Leggendo il testo della delega al governo sulla riforma fiscale, approvata dal Consiglio dei ministri del 16 marzo, viene spontaneo chiedersi quale sia il pensiero che è alla base della riforma, ma soprattutto dell’imposizione sui redditi delle persone fisiche.
Da un primo sguardo si potrebbe pensare a una serie di slogan per raccogliere consenso e voti, come ha illustrato Maria Cecilia Guerra in questo giornale per la lotta all’evasione, ma questo non è sufficiente. Le statistiche dell’Istat ci dicono che in Italia, nel 2021, i lavoratori dipendenti erano 18.244.000, i pensionati 16 milioni, i lavoratori autonomi 5.039.000.
Quindi, se il bacino elettorale più consistente è quello dei lavoratori dipendenti e pensionati, perché la riforma della tassazione personale non è costruita a loro vantaggio? Al contrario è chiaramente indirizzata a favorire il lavoro autonomo con la flat tax e la classe abbiente o la media borghesia.

__DATI ARCHIVIATI__:
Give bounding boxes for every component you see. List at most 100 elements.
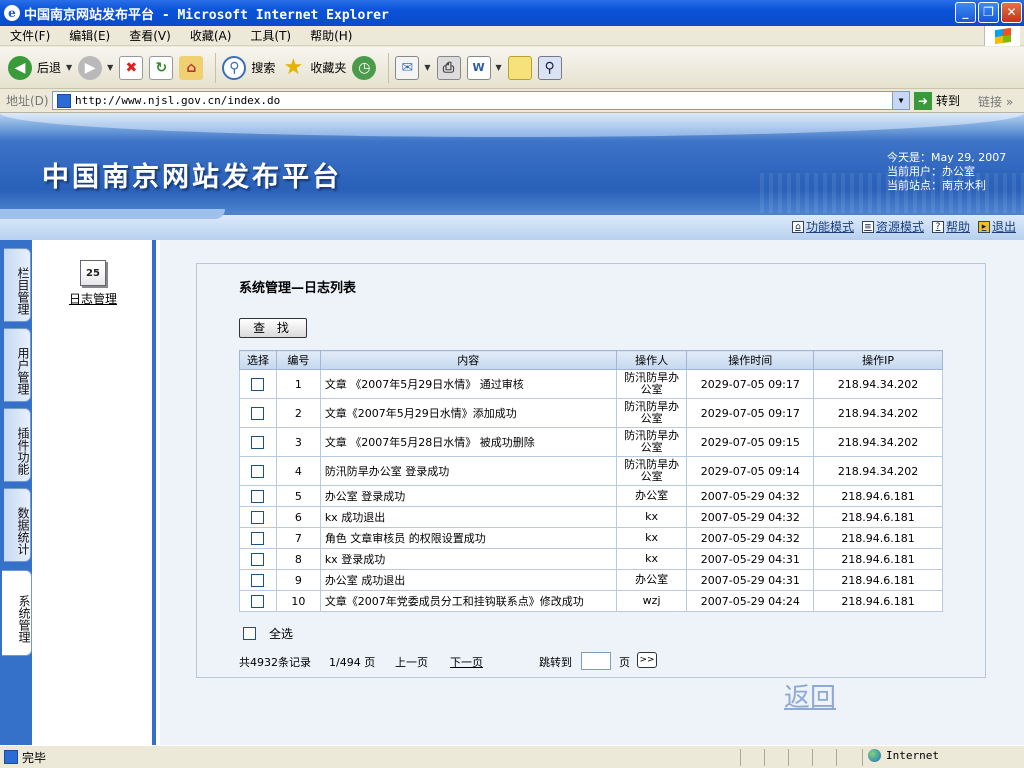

__COMPITO 1__:
Rispondi a queste domande sul brano sulla riforma fiscale:
(a) In che giorno il Consiglio dei ministri ha approvato la delega?
(b) Secondo l'Istat, quanti erano i lavoratori autonomi in Italia nel 2021?
(c) Con quale misura, secondo il brano, la riforma favorisce il lavoro autonomo?
__COMPITO 2__: Prosegui il brano sulla riforma fiscale a partire dalla sua ultima frase.
Le righe non hanno alcun ruolo qui.

__RISPOSTA CORRETTA 1__:
(a) Il 16 marzo.
(b) 5.039.000.
(c) Con la flat tax.

__RISPOSTA CORRETTA 2__:
Infatti, un altro dato Istat ci dice che le persone che guadagnano più di 100.000 euro l’anno corrispondono all’1,2 per cento dei contribuenti, quindi un bacino elettorale trascurabile. Considerato che un membro del parlamento o del governo ha uno stipendio annuo superiore a 100.000 euro si potrebbe malignamente pensare che la riforma difenda i redditi più elevati perché questi comprendono quelli dei deputati, senatori e ministri. Ma anche questo non ci aiuta a capire il pensiero che ha ispirato questa riforma fiscale.
LE PROPOSTE E LE CRICCHE
La presidente Meloni, annunciando la riforma, ha parlato di rivoluzione sociale. Questa avviene per ora con una riduzione del numero delle aliquote (non ancora precisate) dell’Irpef (Imposta sul reddito delle persone fisiche) e verso fine legislatura con una tassa piatta per tutti. Questa è, sì, una rivoluzione, ma verso l’iniquità sociale sancita per legge.
Come ho già scritto tempo fa su queste colonne, in teoria l’equità fiscale dell’Irpef si attua con una pressione lineare che parte da un’aliquota del 10 per cento sui redditi più bassi per arrivare a un’aliquota del 60 per cento, più o meno come avveniva negli anni Settanta del secolo scorso dopo la riforma fiscale del 1973.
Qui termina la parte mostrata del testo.